Task to complete — Calculate how many lines in the following records hold the word "into", and report that number without comment.

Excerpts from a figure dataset
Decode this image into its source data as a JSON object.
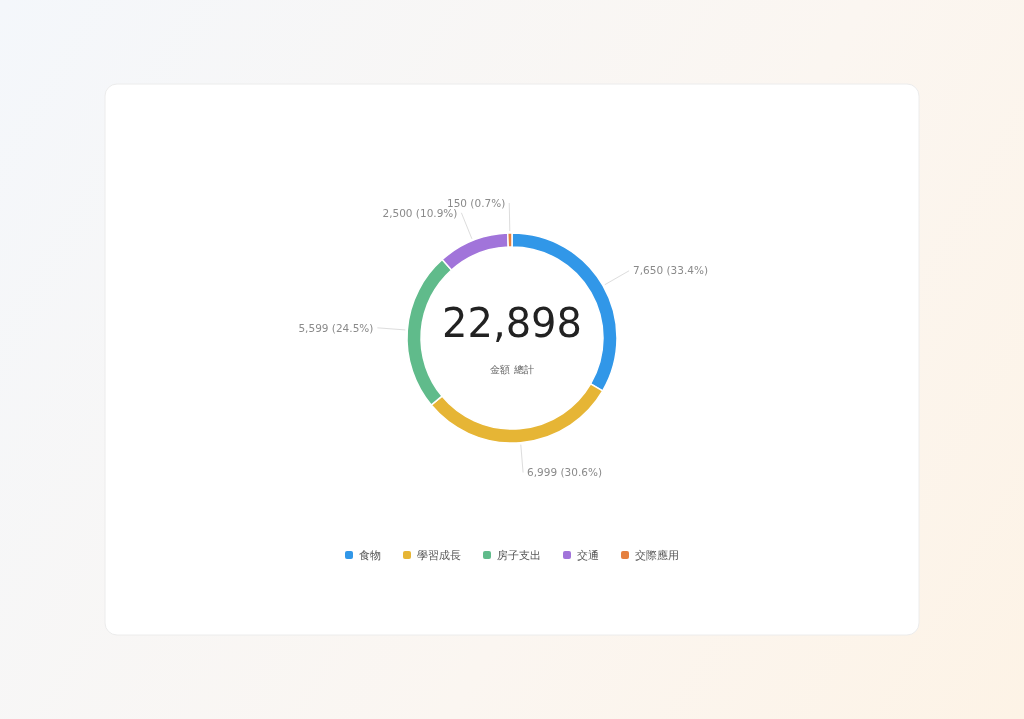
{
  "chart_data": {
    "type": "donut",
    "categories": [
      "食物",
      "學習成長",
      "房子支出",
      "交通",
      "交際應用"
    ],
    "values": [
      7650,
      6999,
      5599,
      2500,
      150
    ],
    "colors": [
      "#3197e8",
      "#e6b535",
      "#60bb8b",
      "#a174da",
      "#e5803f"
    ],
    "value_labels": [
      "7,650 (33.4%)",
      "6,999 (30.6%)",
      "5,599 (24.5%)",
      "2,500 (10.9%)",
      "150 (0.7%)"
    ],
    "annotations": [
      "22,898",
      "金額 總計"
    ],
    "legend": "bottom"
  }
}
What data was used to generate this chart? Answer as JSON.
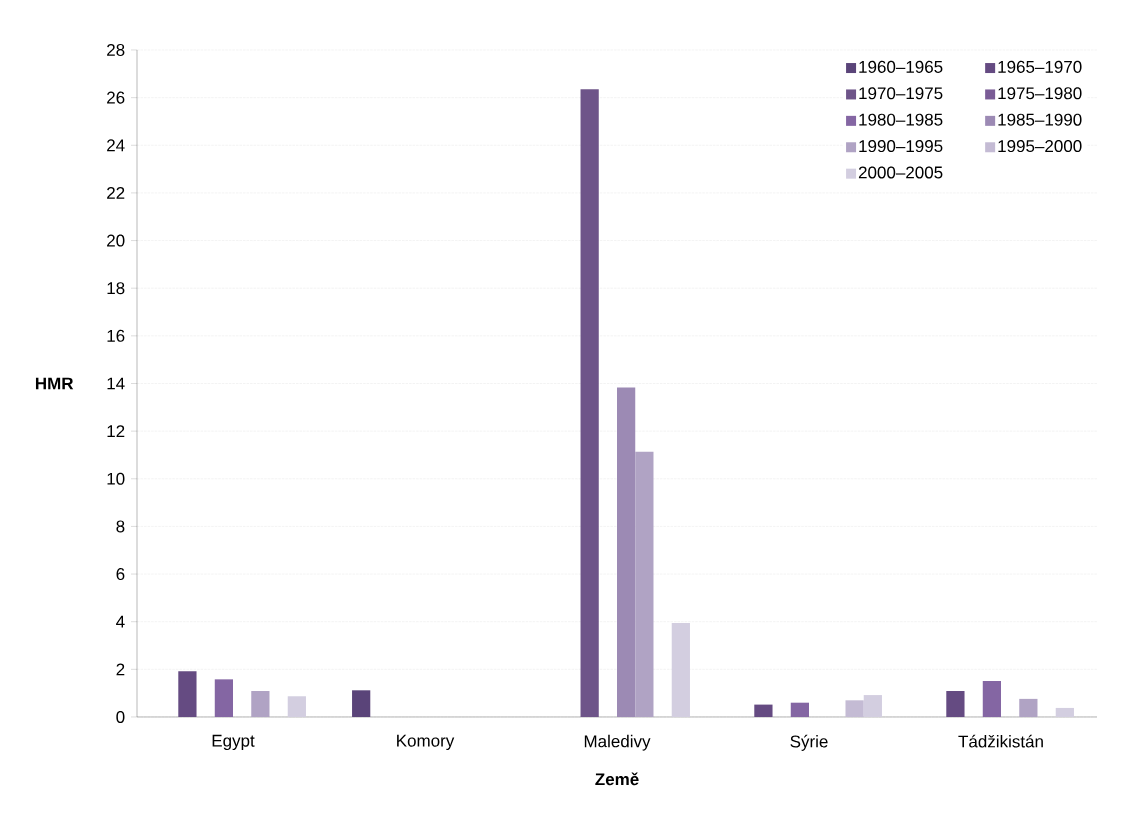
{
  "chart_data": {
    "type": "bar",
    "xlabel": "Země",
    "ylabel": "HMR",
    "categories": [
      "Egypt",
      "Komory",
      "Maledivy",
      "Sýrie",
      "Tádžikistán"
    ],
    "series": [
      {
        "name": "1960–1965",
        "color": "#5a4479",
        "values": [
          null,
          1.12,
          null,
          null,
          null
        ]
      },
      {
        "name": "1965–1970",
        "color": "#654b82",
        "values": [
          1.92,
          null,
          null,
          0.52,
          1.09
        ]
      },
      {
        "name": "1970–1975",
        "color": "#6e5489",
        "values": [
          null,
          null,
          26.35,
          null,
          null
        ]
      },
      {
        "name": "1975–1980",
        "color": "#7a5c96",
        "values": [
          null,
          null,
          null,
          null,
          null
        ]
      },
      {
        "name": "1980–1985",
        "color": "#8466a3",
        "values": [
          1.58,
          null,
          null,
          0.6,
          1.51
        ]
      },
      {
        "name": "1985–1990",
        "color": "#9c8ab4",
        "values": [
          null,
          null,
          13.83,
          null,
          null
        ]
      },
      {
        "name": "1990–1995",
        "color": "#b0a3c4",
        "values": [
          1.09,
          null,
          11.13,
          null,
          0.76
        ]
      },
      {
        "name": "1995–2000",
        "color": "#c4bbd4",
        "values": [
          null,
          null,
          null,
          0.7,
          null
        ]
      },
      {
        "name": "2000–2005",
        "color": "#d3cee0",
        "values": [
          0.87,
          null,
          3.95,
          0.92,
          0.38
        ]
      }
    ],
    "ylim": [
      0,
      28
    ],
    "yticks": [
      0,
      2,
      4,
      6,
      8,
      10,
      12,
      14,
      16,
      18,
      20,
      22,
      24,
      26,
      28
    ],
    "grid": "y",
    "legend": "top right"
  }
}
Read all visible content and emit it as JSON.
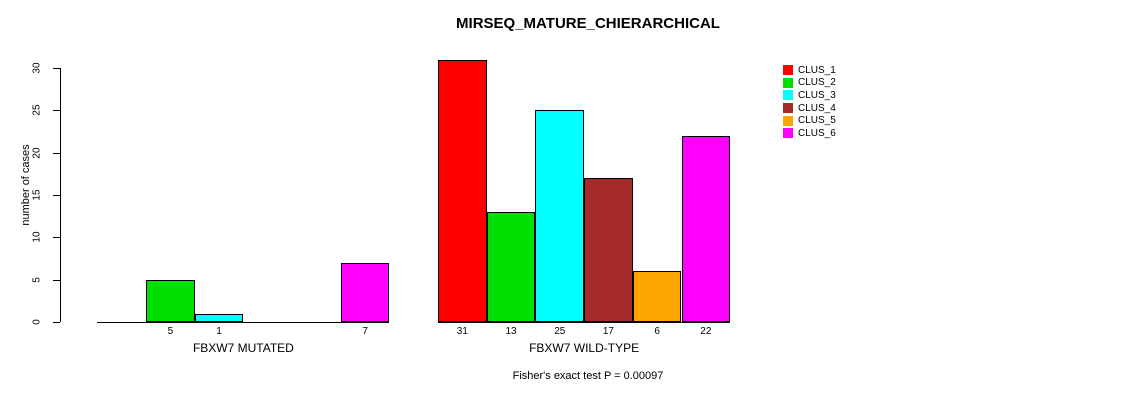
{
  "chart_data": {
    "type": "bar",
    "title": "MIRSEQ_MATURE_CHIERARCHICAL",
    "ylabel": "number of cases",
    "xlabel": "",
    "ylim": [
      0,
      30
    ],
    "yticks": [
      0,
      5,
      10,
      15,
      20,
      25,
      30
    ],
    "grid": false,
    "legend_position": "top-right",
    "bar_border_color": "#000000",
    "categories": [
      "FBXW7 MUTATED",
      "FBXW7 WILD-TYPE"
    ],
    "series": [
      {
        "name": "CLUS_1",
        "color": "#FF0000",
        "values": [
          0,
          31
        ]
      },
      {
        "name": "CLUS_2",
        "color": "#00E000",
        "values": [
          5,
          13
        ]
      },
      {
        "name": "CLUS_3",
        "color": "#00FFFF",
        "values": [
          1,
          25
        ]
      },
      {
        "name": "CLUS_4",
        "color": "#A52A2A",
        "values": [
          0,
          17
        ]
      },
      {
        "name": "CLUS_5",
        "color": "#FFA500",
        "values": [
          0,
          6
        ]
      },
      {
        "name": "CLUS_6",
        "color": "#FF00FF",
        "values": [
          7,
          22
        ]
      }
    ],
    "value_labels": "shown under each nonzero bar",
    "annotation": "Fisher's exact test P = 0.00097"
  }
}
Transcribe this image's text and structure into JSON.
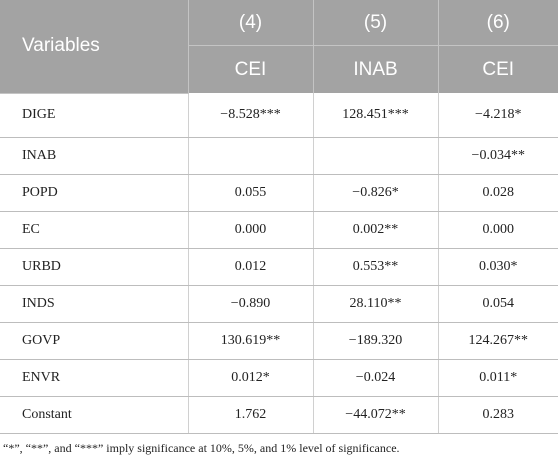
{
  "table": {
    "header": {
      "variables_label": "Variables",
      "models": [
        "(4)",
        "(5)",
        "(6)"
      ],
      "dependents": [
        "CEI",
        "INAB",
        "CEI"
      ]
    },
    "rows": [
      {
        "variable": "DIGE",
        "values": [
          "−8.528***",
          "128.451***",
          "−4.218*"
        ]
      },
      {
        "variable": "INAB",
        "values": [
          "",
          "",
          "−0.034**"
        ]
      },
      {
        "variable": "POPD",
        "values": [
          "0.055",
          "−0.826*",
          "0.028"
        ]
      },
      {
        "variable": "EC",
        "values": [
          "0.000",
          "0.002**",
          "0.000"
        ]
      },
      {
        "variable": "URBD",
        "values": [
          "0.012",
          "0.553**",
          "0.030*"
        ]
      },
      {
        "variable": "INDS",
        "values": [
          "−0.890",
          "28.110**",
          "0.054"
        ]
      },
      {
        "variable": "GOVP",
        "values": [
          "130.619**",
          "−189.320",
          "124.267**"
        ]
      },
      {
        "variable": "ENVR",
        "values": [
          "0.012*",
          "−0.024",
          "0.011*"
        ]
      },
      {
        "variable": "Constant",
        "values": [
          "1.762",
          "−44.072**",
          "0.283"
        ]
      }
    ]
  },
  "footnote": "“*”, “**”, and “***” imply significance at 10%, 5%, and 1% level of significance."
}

==

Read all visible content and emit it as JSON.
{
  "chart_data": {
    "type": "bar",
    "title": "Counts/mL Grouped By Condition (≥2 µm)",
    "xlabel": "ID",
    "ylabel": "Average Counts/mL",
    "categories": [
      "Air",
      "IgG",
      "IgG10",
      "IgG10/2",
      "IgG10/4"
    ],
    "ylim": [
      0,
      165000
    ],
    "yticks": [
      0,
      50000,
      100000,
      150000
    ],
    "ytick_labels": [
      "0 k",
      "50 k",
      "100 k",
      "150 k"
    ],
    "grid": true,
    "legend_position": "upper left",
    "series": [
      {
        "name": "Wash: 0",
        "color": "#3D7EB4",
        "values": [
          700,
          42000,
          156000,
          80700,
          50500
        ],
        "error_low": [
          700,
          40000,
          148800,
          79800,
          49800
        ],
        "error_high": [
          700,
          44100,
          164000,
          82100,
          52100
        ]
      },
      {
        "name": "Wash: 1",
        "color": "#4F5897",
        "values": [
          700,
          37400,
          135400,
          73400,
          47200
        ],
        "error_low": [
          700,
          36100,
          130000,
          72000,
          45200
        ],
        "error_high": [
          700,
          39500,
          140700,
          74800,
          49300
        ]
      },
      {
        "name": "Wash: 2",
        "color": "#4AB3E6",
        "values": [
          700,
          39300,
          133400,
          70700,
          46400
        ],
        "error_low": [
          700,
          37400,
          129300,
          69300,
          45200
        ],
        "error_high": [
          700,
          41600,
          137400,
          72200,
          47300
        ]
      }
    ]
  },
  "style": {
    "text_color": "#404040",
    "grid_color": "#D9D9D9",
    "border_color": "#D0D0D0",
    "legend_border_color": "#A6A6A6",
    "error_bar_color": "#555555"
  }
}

Exercise result — 2